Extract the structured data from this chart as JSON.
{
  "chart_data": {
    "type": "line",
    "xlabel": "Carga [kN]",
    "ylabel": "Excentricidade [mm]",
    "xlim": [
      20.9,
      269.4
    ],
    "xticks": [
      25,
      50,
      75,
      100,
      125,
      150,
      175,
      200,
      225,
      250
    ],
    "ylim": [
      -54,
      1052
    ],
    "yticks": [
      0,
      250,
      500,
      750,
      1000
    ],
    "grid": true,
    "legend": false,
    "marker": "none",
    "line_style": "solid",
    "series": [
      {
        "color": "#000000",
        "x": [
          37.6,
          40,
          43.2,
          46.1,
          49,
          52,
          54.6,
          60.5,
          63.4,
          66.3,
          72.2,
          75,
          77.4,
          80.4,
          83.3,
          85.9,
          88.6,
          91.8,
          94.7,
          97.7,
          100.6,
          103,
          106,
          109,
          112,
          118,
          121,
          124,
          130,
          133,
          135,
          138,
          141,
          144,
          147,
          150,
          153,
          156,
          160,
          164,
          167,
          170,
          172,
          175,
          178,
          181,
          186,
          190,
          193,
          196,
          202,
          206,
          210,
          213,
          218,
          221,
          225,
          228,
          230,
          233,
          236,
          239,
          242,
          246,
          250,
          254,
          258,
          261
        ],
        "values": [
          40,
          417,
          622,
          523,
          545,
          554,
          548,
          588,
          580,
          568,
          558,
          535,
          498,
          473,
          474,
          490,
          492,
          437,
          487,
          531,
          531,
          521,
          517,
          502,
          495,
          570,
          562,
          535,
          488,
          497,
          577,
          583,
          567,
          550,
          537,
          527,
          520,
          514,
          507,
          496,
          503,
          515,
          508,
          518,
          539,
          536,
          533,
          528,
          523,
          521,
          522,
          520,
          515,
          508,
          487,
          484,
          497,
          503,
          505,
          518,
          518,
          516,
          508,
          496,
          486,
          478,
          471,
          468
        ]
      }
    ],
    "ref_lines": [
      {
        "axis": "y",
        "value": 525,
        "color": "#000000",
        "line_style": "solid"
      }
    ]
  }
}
· · · ·
### Stated goal
Repeat every entry exactly, please.

### Output for this task
Extract the structured data from this chart as JSON.
{
  "chart_data": {
    "type": "line",
    "xlabel": "Carga [kN]",
    "ylabel": "Excentricidade [mm]",
    "xlim": [
      20.9,
      269.4
    ],
    "xticks": [
      25,
      50,
      75,
      100,
      125,
      150,
      175,
      200,
      225,
      250
    ],
    "ylim": [
      -54,
      1052
    ],
    "yticks": [
      0,
      250,
      500,
      750,
      1000
    ],
    "grid": true,
    "legend": false,
    "marker": "none",
    "line_style": "solid",
    "series": [
      {
        "color": "#000000",
        "x": [
          37.6,
          40,
          43.2,
          46.1,
          49,
          52,
          54.6,
          60.5,
          63.4,
          66.3,
          72.2,
          75,
          77.4,
          80.4,
          83.3,
          85.9,
          88.6,
          91.8,
          94.7,
          97.7,
          100.6,
          103,
          106,
          109,
          112,
          118,
          121,
          124,
          130,
          133,
          135,
          138,
          141,
          144,
          147,
          150,
          153,
          156,
          160,
          164,
          167,
          170,
          172,
          175,
          178,
          181,
          186,
          190,
          193,
          196,
          202,
          206,
          210,
          213,
          218,
          221,
          225,
          228,
          230,
          233,
          236,
          239,
          242,
          246,
          250,
          254,
          258,
          261
        ],
        "values": [
          40,
          417,
          622,
          523,
          545,
          554,
          548,
          588,
          580,
          568,
          558,
          535,
          498,
          473,
          474,
          490,
          492,
          437,
          487,
          531,
          531,
          521,
          517,
          502,
          495,
          570,
          562,
          535,
          488,
          497,
          577,
          583,
          567,
          550,
          537,
          527,
          520,
          514,
          507,
          496,
          503,
          515,
          508,
          518,
          539,
          536,
          533,
          528,
          523,
          521,
          522,
          520,
          515,
          508,
          487,
          484,
          497,
          503,
          505,
          518,
          518,
          516,
          508,
          496,
          486,
          478,
          471,
          468
        ]
      }
    ],
    "ref_lines": [
      {
        "axis": "y",
        "value": 525,
        "color": "#000000",
        "line_style": "solid"
      }
    ]
  }
}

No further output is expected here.